▼
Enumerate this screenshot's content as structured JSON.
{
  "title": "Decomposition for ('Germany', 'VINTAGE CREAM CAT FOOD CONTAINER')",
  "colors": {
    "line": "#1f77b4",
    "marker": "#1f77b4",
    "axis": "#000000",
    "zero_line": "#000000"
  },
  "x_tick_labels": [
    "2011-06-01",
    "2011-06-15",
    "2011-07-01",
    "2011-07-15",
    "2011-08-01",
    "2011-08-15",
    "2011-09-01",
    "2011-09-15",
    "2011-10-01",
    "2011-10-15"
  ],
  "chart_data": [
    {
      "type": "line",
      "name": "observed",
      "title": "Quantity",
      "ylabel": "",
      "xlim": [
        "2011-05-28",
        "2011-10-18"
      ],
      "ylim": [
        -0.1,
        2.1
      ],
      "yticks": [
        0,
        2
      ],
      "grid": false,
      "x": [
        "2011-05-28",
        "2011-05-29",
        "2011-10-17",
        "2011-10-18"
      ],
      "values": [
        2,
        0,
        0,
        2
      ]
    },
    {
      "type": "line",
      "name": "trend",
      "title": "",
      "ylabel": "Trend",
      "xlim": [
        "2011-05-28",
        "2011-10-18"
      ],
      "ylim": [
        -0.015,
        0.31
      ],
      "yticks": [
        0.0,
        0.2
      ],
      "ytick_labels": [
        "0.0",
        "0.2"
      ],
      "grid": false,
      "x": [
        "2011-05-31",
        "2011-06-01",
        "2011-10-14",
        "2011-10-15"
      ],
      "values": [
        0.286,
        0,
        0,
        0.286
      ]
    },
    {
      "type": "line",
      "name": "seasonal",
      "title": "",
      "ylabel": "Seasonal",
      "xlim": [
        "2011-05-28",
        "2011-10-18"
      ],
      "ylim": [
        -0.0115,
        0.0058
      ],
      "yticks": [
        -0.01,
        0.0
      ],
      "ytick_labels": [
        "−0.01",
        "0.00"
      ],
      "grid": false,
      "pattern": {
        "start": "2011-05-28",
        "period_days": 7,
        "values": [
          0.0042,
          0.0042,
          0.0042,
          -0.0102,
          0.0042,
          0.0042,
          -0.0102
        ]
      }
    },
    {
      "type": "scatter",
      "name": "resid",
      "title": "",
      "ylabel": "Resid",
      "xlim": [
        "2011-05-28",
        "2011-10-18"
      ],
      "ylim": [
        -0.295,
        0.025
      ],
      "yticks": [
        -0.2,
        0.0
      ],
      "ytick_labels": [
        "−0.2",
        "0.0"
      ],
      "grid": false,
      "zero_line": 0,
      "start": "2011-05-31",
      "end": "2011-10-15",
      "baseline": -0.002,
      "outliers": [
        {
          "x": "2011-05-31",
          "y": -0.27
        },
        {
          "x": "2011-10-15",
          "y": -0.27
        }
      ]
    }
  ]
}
▲
What to do → Repeat the data precisely, line by line.

Final answer →
Enumerate this screenshot's content as structured JSON.
{
  "title": "Decomposition for ('Germany', 'VINTAGE CREAM CAT FOOD CONTAINER')",
  "colors": {
    "line": "#1f77b4",
    "marker": "#1f77b4",
    "axis": "#000000",
    "zero_line": "#000000"
  },
  "x_tick_labels": [
    "2011-06-01",
    "2011-06-15",
    "2011-07-01",
    "2011-07-15",
    "2011-08-01",
    "2011-08-15",
    "2011-09-01",
    "2011-09-15",
    "2011-10-01",
    "2011-10-15"
  ],
  "chart_data": [
    {
      "type": "line",
      "name": "observed",
      "title": "Quantity",
      "ylabel": "",
      "xlim": [
        "2011-05-28",
        "2011-10-18"
      ],
      "ylim": [
        -0.1,
        2.1
      ],
      "yticks": [
        0,
        2
      ],
      "grid": false,
      "x": [
        "2011-05-28",
        "2011-05-29",
        "2011-10-17",
        "2011-10-18"
      ],
      "values": [
        2,
        0,
        0,
        2
      ]
    },
    {
      "type": "line",
      "name": "trend",
      "title": "",
      "ylabel": "Trend",
      "xlim": [
        "2011-05-28",
        "2011-10-18"
      ],
      "ylim": [
        -0.015,
        0.31
      ],
      "yticks": [
        0.0,
        0.2
      ],
      "ytick_labels": [
        "0.0",
        "0.2"
      ],
      "grid": false,
      "x": [
        "2011-05-31",
        "2011-06-01",
        "2011-10-14",
        "2011-10-15"
      ],
      "values": [
        0.286,
        0,
        0,
        0.286
      ]
    },
    {
      "type": "line",
      "name": "seasonal",
      "title": "",
      "ylabel": "Seasonal",
      "xlim": [
        "2011-05-28",
        "2011-10-18"
      ],
      "ylim": [
        -0.0115,
        0.0058
      ],
      "yticks": [
        -0.01,
        0.0
      ],
      "ytick_labels": [
        "−0.01",
        "0.00"
      ],
      "grid": false,
      "pattern": {
        "start": "2011-05-28",
        "period_days": 7,
        "values": [
          0.0042,
          0.0042,
          0.0042,
          -0.0102,
          0.0042,
          0.0042,
          -0.0102
        ]
      }
    },
    {
      "type": "scatter",
      "name": "resid",
      "title": "",
      "ylabel": "Resid",
      "xlim": [
        "2011-05-28",
        "2011-10-18"
      ],
      "ylim": [
        -0.295,
        0.025
      ],
      "yticks": [
        -0.2,
        0.0
      ],
      "ytick_labels": [
        "−0.2",
        "0.0"
      ],
      "grid": false,
      "zero_line": 0,
      "start": "2011-05-31",
      "end": "2011-10-15",
      "baseline": -0.002,
      "outliers": [
        {
          "x": "2011-05-31",
          "y": -0.27
        },
        {
          "x": "2011-10-15",
          "y": -0.27
        }
      ]
    }
  ]
}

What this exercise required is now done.